» **TEXTO PROPORCIONADO**:
---*---
Durante marzo, los bonos soberanos en dólares sufrieron una caída significativa, con un descenso promedio del 5% en el tramo largo de la curva. Este movimiento se produjo en un contexto de aversión al riesgo global, exacerbado por las tensiones geopolíticas en Medio Oriente, especialmente entre Irán, Estados Unidos e Israel. A pesar de que el Banco Central de Argentina logró acumular reservas por 1.670 millones de dólares en marzo, este flujo no fue suficiente para contrarrestar la presión sobre los títulos hard dollar, que continúan mostrando una elevada sensibilidad a las condiciones externas.

La situación actual se complica aún más por la incertidumbre que rodea al conflicto en Medio Oriente, que ha llevado a los inversores a adoptar una postura más cautelosa. La combinación de tensiones geopolíticas y la sostenibilidad de la política cambiaria en Argentina está llevando a los inversores a diversificar sus carteras, buscando un equilibrio entre activos en pesos y en dólares. Muchos optan por mantener una exposición a instrumentos indexados en pesos, lo que les permite capturar rendimientos en moneda local mientras se preparan para un posible salto cambiario posterior a las elecciones de mayo.
---*---
» **FILAS CONSIGNADAS**:
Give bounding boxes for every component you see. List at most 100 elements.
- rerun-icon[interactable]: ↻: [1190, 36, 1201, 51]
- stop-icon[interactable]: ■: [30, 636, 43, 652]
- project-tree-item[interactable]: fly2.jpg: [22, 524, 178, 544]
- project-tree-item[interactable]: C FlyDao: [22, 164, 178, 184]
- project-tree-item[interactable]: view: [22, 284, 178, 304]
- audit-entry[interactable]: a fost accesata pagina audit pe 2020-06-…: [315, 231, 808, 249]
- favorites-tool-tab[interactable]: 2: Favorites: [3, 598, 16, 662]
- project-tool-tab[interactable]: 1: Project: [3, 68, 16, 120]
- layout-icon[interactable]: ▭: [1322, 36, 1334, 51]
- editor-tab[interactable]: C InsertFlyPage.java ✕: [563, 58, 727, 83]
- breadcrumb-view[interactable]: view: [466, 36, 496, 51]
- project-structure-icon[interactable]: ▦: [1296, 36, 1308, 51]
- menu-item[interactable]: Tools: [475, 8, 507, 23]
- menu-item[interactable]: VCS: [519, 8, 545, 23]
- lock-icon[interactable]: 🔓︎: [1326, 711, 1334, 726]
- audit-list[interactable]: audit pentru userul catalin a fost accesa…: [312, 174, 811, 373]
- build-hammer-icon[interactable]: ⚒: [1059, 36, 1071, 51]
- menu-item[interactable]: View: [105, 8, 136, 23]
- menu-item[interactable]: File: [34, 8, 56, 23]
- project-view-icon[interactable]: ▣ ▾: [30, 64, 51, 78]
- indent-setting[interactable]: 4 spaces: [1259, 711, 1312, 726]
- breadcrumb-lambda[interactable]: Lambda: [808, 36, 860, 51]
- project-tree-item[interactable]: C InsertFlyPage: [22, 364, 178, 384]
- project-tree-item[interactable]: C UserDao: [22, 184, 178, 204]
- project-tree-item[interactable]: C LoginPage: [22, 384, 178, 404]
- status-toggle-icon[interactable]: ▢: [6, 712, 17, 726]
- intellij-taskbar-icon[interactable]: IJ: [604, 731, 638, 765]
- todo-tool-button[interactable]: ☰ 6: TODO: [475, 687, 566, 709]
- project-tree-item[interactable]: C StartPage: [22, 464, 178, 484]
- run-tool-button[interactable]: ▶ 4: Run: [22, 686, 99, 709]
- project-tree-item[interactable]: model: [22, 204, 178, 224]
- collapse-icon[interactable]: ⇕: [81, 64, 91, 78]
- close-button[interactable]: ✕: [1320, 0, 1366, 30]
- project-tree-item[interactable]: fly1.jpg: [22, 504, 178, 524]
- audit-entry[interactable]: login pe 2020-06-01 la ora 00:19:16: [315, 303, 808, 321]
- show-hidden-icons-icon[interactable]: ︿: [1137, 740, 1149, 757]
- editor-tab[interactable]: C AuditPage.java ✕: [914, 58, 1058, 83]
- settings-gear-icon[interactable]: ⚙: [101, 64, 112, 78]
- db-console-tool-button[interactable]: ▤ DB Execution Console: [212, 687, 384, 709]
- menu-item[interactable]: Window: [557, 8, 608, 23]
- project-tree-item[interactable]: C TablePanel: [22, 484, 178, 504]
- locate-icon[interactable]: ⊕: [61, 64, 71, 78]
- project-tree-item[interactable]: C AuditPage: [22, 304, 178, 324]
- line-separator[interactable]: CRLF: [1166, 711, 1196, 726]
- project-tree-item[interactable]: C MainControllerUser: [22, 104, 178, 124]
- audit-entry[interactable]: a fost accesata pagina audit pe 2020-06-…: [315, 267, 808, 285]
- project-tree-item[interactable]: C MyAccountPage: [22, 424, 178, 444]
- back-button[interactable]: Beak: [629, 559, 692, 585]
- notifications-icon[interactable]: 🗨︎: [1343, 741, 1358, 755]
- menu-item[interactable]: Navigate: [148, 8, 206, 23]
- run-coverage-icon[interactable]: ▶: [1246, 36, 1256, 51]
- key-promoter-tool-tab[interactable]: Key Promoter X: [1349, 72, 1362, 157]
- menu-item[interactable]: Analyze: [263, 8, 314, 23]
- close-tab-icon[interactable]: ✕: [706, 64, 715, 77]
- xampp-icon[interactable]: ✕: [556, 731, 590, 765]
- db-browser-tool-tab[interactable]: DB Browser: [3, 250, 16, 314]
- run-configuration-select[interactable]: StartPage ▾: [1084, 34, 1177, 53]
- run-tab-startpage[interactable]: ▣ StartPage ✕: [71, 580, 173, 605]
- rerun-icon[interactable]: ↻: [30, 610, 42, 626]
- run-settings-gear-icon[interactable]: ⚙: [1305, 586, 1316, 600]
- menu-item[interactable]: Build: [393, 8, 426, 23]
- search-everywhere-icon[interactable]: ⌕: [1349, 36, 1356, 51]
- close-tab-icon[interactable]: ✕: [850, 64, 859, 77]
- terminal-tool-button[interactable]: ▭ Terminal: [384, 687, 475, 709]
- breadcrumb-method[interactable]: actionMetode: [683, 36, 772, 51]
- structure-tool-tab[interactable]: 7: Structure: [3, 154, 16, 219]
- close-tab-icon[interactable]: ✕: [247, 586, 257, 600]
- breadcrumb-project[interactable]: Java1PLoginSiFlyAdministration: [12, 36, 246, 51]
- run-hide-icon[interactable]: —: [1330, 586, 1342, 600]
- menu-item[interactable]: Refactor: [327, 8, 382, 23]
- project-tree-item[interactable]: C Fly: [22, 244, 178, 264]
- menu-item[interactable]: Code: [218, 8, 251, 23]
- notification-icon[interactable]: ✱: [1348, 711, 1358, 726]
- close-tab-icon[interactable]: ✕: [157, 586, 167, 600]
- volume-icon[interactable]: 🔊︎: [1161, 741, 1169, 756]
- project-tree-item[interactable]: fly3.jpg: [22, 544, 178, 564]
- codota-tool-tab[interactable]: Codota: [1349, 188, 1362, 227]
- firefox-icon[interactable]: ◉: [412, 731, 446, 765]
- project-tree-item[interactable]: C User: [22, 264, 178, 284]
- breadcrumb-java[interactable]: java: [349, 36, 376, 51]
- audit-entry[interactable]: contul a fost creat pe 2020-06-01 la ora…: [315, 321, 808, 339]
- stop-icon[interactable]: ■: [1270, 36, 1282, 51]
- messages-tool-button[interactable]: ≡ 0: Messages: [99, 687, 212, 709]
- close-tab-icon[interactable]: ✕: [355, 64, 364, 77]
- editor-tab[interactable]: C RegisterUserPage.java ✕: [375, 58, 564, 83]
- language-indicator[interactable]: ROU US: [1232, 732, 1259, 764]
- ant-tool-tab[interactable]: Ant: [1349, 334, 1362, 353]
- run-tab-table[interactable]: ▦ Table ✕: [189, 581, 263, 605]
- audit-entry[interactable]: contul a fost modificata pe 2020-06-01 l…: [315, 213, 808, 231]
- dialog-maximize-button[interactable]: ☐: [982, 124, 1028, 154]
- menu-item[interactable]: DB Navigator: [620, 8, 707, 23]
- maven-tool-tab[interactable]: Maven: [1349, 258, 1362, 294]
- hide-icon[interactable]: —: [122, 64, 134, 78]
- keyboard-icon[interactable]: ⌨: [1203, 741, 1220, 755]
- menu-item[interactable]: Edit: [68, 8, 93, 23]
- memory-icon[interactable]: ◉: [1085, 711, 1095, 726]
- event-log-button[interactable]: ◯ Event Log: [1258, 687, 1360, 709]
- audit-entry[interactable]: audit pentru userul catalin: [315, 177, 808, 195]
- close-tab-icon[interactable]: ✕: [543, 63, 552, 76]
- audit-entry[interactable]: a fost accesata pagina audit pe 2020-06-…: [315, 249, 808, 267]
---*---
» **EJERCICIOS PROPUESTOS**:
[A] Traduzca al inglés la siguiente oración del texto proporcionado: «Este movimiento se produjo en un contexto de aversión al riesgo global, exacerbado por las tensiones geopolíticas en Medio Oriente, especialmente entre Irán, Estados Unidos e Israel.»
[B] Responda, según el texto proporcionado:
(i) ¿Cuál fue el descenso promedio de los bonos soberanos en dólares en el tramo largo de la curva durante marzo?
(ii) ¿Cuántas reservas logró acumular el Banco Central de Argentina en marzo?
(iii) ¿Posterior a qué elecciones se prevé un posible salto cambiario?

» **RESPUESTAS POR APARTADO**:
[A] This movement took place in a context of global risk aversion, exacerbated by geopolitical tensions in the Middle East, especially between Iran, the United States and Israel.

[B]
(i) Un 5%.
(ii) 1.670 millones de dólares.
(iii) Las elecciones de mayo.